[Stored entries]
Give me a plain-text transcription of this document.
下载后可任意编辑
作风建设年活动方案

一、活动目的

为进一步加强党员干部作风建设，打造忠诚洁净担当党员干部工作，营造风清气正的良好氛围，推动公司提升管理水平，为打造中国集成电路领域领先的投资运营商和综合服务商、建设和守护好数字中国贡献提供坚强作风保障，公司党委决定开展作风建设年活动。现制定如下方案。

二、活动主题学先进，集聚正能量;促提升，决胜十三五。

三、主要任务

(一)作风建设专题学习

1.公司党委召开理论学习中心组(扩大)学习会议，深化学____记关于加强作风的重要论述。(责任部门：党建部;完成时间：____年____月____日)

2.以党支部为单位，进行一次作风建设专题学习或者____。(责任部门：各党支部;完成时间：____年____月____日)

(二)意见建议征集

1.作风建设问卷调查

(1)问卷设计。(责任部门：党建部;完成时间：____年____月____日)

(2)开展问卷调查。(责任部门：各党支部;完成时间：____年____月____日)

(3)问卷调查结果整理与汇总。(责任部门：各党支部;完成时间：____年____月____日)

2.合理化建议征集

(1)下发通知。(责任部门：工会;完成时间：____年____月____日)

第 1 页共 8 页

**Description of the task**
Write out the data exactly as it stands.

**Finished task**
Give me a plain-text transcription of this document.
下载后可任意编辑
作风建设年活动方案

一、活动目的

为进一步加强党员干部作风建设，打造忠诚洁净担当党员干部工作，营造风清气正的良好氛围，推动公司提升管理水平，为打造中国集成电路领域领先的投资运营商和综合服务商、建设和守护好数字中国贡献提供坚强作风保障，公司党委决定开展作风建设年活动。现制定如下方案。

二、活动主题学先进，集聚正能量;促提升，决胜十三五。

三、主要任务

(一)作风建设专题学习

1.公司党委召开理论学习中心组(扩大)学习会议，深化学____记关于加强作风的重要论述。(责任部门：党建部;完成时间：____年____月____日)

2.以党支部为单位，进行一次作风建设专题学习或者____。(责任部门：各党支部;完成时间：____年____月____日)

(二)意见建议征集

1.作风建设问卷调查

(1)问卷设计。(责任部门：党建部;完成时间：____年____月____日)

(2)开展问卷调查。(责任部门：各党支部;完成时间：____年____月____日)

(3)问卷调查结果整理与汇总。(责任部门：各党支部;完成时间：____年____月____日)

2.合理化建议征集

(1)下发通知。(责任部门：工会;完成时间：____年____月____日)

第 1 页共 8 页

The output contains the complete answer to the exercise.